§ **Requirement**: Calculate how many lines in the following records hold the word "modes", and report that number without comment.

Saved data entries
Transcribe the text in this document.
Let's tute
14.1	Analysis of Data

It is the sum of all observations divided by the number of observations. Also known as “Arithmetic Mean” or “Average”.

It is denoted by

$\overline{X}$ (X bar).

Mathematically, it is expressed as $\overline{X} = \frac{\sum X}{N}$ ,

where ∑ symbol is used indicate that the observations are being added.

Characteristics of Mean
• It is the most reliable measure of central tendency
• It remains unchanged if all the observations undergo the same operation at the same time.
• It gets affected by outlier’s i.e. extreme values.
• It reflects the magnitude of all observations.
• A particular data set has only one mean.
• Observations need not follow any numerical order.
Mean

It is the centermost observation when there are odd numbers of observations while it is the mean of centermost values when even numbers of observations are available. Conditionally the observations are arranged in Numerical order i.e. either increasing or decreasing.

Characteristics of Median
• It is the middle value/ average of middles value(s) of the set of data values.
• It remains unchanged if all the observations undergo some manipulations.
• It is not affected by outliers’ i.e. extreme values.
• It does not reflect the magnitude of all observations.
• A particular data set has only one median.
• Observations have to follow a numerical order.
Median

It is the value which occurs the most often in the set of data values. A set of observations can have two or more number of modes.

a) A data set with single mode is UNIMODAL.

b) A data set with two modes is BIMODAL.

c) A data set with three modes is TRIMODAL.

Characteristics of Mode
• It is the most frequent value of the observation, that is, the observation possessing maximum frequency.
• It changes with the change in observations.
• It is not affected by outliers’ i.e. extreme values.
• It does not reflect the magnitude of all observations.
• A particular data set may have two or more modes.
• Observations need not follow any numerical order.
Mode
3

§ **Task solution**: 4